(Data entries)
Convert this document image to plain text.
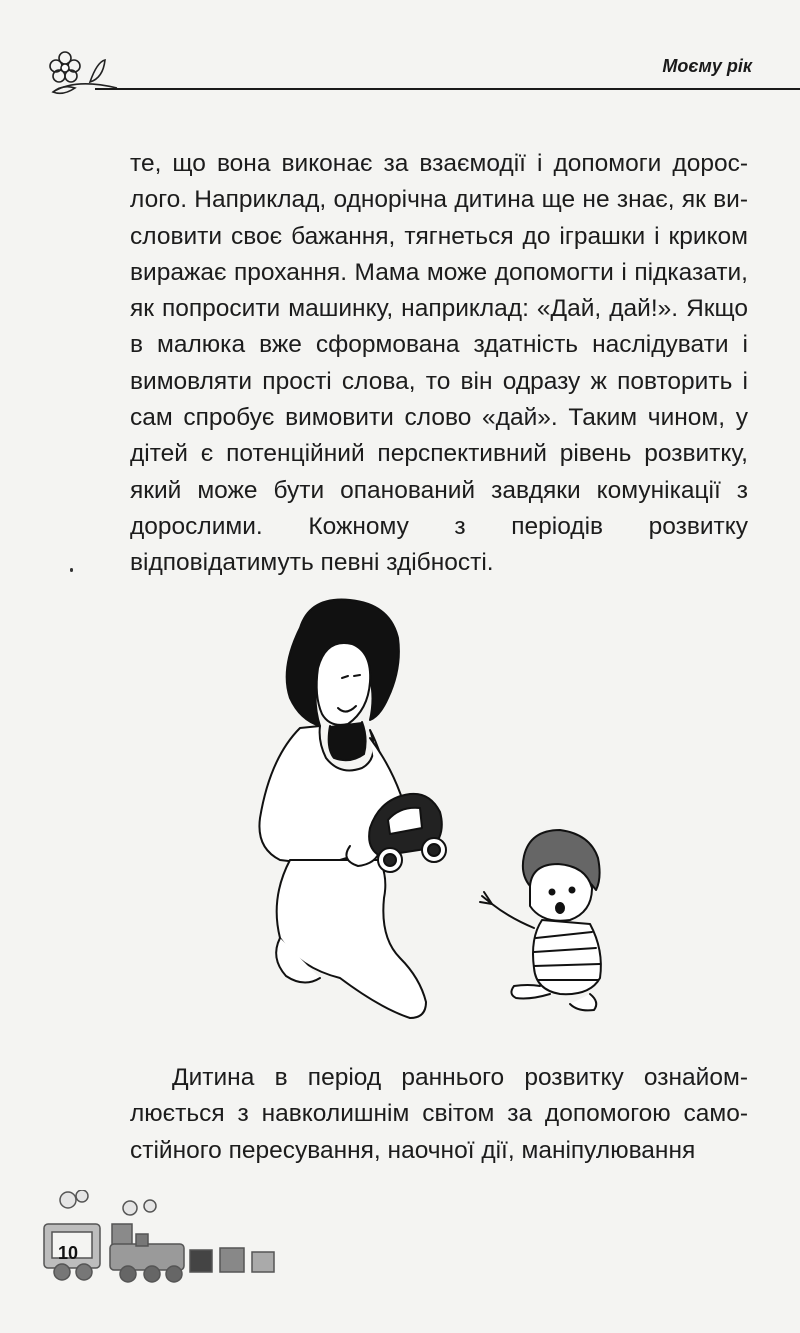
Моєму рік

те, що вона виконає за взаємодії і допомоги дорослого. Наприклад, однорічна дитина ще не знає, як висловити своє бажання, тягнеться до іграшки і криком виражає прохання. Мама може допомогти і підказати, як попросити машинку, наприклад: «Дай, дай!». Якщо в малюка вже сформована здатність наслідувати і вимовляти прості слова, то він одразу ж повторить і сам спробує вимовити слово «дай». Таким чином, у дітей є потенційний перспективний рівень розвитку, який може бути опанований завдяки комунікації з дорослими. Кожному з періодів розвитку відповідатимуть певні здібності.

Дитина в період раннього розвитку ознайомлюється з навколишнім світом за допомогою самостійного пересування, наочної дії, маніпулювання

10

What this task involves: Pictures are to be left out; all else in the entries above is to be quoted exactly.

The reply:
Convert this document image to plain text.
Моєму рік

те, що вона виконає за взаємодії і допомоги дорослого. Наприклад, однорічна дитина ще не знає, як висловити своє бажання, тягнеться до іграшки і криком виражає прохання. Мама може допомогти і підказати, як попросити машинку, наприклад: «Дай, дай!». Якщо в малюка вже сформована здатність наслідувати і вимовляти прості слова, то він одразу ж повторить і сам спробує вимовити слово «дай». Таким чином, у дітей є потенційний перспективний рівень розвитку, який може бути опанований завдяки комунікації з дорослими. Кожному з періодів розвитку відповідатимуть певні здібності.

Дитина в період раннього розвитку ознайомлюється з навколишнім світом за допомогою самостійного пересування, наочної дії, маніпулювання

10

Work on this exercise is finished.